Omit all images. Write out the rest of the material exactly.
───── RECORDS SUPPLIED
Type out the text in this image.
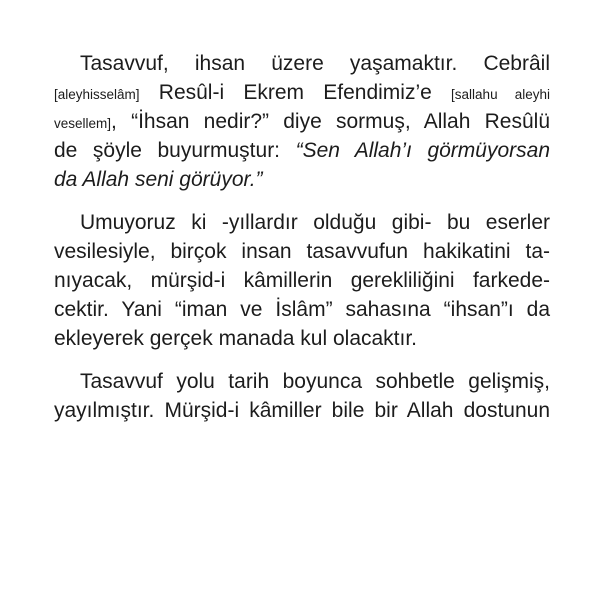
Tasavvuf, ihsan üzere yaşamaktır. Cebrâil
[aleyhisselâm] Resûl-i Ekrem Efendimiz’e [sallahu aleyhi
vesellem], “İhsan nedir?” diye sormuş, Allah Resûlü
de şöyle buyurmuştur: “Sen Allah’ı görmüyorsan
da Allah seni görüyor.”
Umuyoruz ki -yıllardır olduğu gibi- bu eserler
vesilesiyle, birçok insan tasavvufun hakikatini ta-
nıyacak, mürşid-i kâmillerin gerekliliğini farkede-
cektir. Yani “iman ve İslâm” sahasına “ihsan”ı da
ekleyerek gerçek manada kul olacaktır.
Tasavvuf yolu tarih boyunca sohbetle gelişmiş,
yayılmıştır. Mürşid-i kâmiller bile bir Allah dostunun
──────────
THE ANSWER:
Type out the text in this image.
Tasavvuf, ihsan üzere yaşamaktır. Cebrâil
[aleyhisselâm] Resûl-i Ekrem Efendimiz’e [sallahu aleyhi
vesellem], “İhsan nedir?” diye sormuş, Allah Resûlü
de şöyle buyurmuştur: “Sen Allah’ı görmüyorsan
da Allah seni görüyor.”
Umuyoruz ki -yıllardır olduğu gibi- bu eserler
vesilesiyle, birçok insan tasavvufun hakikatini ta-
nıyacak, mürşid-i kâmillerin gerekliliğini farkede-
cektir. Yani “iman ve İslâm” sahasına “ihsan”ı da
ekleyerek gerçek manada kul olacaktır.
Tasavvuf yolu tarih boyunca sohbetle gelişmiş,
yayılmıştır. Mürşid-i kâmiller bile bir Allah dostunun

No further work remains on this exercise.